## begin Text

THE IMMIGRATION ACTS


Heard at Field House

Decision & Reasons Promulgated

On 18 January 2018

On 5 February 2018

 

 

Before

 

DEPUTY UPPER TRIBUNAL JUDGE CHAMBERLAIN

 

Between

 

 

PHAL BAHADUR GURUNG

TIRTHA KUMARI GURUNG

(anonymity direction NOT MADE)

Appellants

and

 

ENTRY CLEARANCE OFFICER - NEW DELHI

Respondent

 

 

Representation :

 

For the Appellants: Mr. A. Gurung

For the Respondent: Mr. C. Avery, Home Office Presenting Officer

 

 

DECISION AND REASONS

 

1.              This is an appeal by the Appellants against the decision of First-tier Tribunal Judge T. Jones, promulgated on 7 March 2017, in which he dismissed the Appellants' appeals against the Respondent's decisions to refuse leave to enter as the adult dependent relatives of a former Gurkha.

 

2.              Permission to appeal was granted as follows:

 

"In a decision promulgated on 7 March 2017 F-tT Judge T Jones dismissed their appeals on the papers under the policy in Annex K which came into effect from 5 January 2015. He also dismissed their Article 8 appeals. He accepted that they are in receipt of funds from their parents and remain in the family home. He accepted that there is family life at [15]. He did not accept that they met the "Immigration Rules". They could have settled with their parents back in 2011 when they came to the UK. He found with regard to Article 8 that they were in a position to settle with their parents in 2011.

 

The grounds assert that they could not make applications as dependent adult children under the rules or policy prior to 2015. The "rules" applicable before then did not cover their situation.

 

It is arguable that the judge did not take into account that they might not have been able to make a successful application in 2011. The grounds are arguable."

## end Text

Problems to solve:
**a)** Reproduce the passage of the tribunal decision starting with "For the Respondent: Mr." and going on through "a former Gurkha.".
**b)** Answer these questions from the tribunal decision:
(i) Who represented the Respondent?
(ii) On what date did the policy in Annex K come into effect?
(iii) In what year did the judge find the Appellants could have settled with their parents?

## begin Records supplied

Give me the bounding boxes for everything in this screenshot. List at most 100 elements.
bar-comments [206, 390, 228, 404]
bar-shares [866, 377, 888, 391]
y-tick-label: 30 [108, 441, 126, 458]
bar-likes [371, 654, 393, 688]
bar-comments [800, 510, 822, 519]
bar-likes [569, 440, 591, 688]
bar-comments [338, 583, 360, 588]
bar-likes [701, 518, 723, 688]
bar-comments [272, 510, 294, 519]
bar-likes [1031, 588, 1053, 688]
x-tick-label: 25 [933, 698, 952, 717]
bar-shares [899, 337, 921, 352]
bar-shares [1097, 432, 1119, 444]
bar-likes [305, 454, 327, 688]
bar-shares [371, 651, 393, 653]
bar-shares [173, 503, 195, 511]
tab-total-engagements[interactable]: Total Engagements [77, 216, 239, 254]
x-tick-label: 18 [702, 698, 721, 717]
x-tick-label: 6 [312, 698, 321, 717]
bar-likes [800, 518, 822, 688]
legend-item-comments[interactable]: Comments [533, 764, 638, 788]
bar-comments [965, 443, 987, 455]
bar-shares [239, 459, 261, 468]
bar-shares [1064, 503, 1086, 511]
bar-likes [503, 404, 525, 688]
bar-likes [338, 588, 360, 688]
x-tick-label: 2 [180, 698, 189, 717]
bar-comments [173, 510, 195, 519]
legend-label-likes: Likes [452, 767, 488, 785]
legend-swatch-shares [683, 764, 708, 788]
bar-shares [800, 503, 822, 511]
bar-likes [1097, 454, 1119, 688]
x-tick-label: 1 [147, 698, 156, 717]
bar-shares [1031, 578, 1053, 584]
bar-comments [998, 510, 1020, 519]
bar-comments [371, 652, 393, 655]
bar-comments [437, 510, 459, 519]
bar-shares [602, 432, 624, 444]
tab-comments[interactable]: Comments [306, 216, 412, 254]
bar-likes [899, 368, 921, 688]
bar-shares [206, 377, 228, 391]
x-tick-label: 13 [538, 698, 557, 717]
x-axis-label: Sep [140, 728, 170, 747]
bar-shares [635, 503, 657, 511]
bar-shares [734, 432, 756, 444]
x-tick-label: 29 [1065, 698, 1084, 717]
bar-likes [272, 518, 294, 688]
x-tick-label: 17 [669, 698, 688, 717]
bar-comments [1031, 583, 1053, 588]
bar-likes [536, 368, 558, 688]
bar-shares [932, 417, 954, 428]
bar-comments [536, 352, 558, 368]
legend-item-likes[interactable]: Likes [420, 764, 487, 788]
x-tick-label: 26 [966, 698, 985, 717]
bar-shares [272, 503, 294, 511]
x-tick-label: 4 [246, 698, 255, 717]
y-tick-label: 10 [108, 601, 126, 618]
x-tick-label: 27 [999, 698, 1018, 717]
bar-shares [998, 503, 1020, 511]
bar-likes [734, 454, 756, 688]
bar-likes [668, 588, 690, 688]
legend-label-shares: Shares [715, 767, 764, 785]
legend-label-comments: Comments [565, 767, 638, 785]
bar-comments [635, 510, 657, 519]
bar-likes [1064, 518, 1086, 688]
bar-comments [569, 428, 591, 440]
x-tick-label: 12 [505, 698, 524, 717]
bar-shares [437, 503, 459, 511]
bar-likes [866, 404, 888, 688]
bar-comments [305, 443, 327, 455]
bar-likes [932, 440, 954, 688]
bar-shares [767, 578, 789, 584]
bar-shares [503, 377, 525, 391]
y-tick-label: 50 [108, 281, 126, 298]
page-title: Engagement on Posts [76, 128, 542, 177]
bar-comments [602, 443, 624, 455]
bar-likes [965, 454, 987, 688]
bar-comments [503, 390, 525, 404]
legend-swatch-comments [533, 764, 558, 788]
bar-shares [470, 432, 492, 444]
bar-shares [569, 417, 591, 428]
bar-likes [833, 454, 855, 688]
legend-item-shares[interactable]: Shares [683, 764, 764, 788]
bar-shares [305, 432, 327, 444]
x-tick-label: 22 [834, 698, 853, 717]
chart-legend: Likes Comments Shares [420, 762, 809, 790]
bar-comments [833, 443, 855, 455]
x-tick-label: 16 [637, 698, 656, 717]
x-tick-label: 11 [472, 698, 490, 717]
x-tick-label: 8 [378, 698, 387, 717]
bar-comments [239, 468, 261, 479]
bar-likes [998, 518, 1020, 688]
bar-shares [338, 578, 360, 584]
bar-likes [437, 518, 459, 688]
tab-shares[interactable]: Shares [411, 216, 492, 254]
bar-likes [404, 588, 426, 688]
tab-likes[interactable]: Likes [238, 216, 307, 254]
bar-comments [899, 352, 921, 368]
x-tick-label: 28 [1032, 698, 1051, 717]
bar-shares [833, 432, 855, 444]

## end Records supplied

Final results:
**a)**
For the Respondent: Mr. C. Avery, Home Office Presenting Officer

 

 

DECISION AND REASONS

 

1.              This is an appeal by the Appellants against the decision of First-tier Tribunal Judge T. Jones, promulgated on 7 March 2017, in which he dismissed the Appellants' appeals against the Respondent's decisions to refuse leave to enter as the adult dependent relatives of a former Gurkha.

**b)**
(i) Mr. C. Avery, Home Office Presenting Officer
(ii) 5 January 2015
(iii) 2011